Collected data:
----------------
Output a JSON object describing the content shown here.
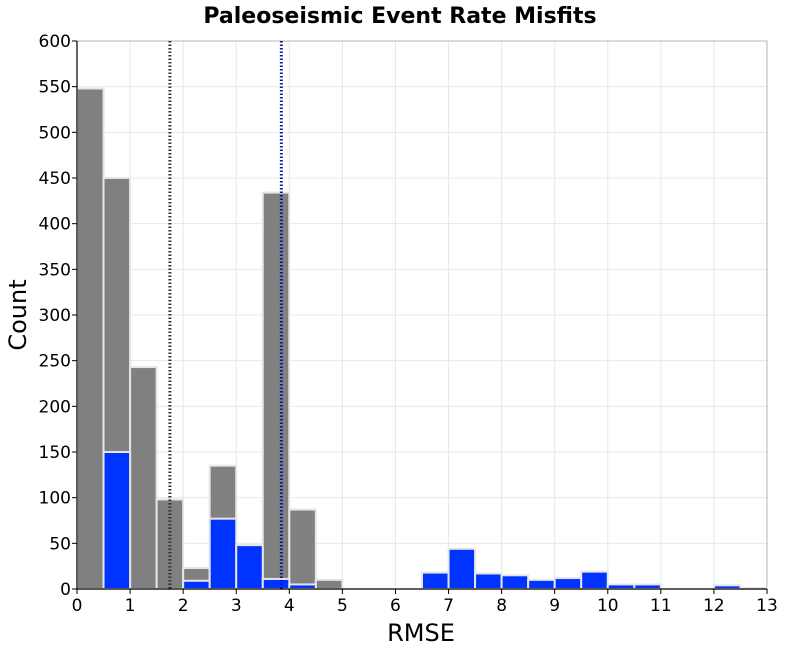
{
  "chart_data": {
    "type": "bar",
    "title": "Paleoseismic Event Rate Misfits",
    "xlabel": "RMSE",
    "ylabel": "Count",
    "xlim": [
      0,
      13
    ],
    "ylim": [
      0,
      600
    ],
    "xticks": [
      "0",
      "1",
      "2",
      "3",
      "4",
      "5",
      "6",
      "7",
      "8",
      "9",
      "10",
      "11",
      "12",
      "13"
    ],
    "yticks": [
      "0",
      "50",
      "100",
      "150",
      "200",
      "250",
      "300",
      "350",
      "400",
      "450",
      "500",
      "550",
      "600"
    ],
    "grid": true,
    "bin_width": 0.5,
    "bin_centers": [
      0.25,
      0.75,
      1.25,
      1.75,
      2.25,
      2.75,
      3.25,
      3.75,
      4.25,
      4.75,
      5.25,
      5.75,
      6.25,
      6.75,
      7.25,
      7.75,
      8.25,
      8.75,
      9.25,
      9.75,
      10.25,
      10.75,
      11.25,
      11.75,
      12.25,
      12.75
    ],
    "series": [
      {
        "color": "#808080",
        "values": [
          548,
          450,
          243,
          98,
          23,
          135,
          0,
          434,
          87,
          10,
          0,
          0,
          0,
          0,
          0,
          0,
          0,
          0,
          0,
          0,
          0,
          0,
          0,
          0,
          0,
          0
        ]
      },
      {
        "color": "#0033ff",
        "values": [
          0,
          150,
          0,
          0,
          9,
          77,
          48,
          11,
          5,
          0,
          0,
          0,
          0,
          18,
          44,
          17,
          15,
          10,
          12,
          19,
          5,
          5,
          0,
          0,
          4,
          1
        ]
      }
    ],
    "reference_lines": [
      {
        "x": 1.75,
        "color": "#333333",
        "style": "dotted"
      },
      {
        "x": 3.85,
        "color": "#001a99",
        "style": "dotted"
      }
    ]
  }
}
----------------
Write out the records above exactly as they stand, leaving out every picture.

Output a JSON object describing the content shown here.
{
  "chart_data": {
    "type": "bar",
    "title": "Paleoseismic Event Rate Misfits",
    "xlabel": "RMSE",
    "ylabel": "Count",
    "xlim": [
      0,
      13
    ],
    "ylim": [
      0,
      600
    ],
    "xticks": [
      "0",
      "1",
      "2",
      "3",
      "4",
      "5",
      "6",
      "7",
      "8",
      "9",
      "10",
      "11",
      "12",
      "13"
    ],
    "yticks": [
      "0",
      "50",
      "100",
      "150",
      "200",
      "250",
      "300",
      "350",
      "400",
      "450",
      "500",
      "550",
      "600"
    ],
    "grid": true,
    "bin_width": 0.5,
    "bin_centers": [
      0.25,
      0.75,
      1.25,
      1.75,
      2.25,
      2.75,
      3.25,
      3.75,
      4.25,
      4.75,
      5.25,
      5.75,
      6.25,
      6.75,
      7.25,
      7.75,
      8.25,
      8.75,
      9.25,
      9.75,
      10.25,
      10.75,
      11.25,
      11.75,
      12.25,
      12.75
    ],
    "series": [
      {
        "color": "#808080",
        "values": [
          548,
          450,
          243,
          98,
          23,
          135,
          0,
          434,
          87,
          10,
          0,
          0,
          0,
          0,
          0,
          0,
          0,
          0,
          0,
          0,
          0,
          0,
          0,
          0,
          0,
          0
        ]
      },
      {
        "color": "#0033ff",
        "values": [
          0,
          150,
          0,
          0,
          9,
          77,
          48,
          11,
          5,
          0,
          0,
          0,
          0,
          18,
          44,
          17,
          15,
          10,
          12,
          19,
          5,
          5,
          0,
          0,
          4,
          1
        ]
      }
    ],
    "reference_lines": [
      {
        "x": 1.75,
        "color": "#333333",
        "style": "dotted"
      },
      {
        "x": 3.85,
        "color": "#001a99",
        "style": "dotted"
      }
    ]
  }
}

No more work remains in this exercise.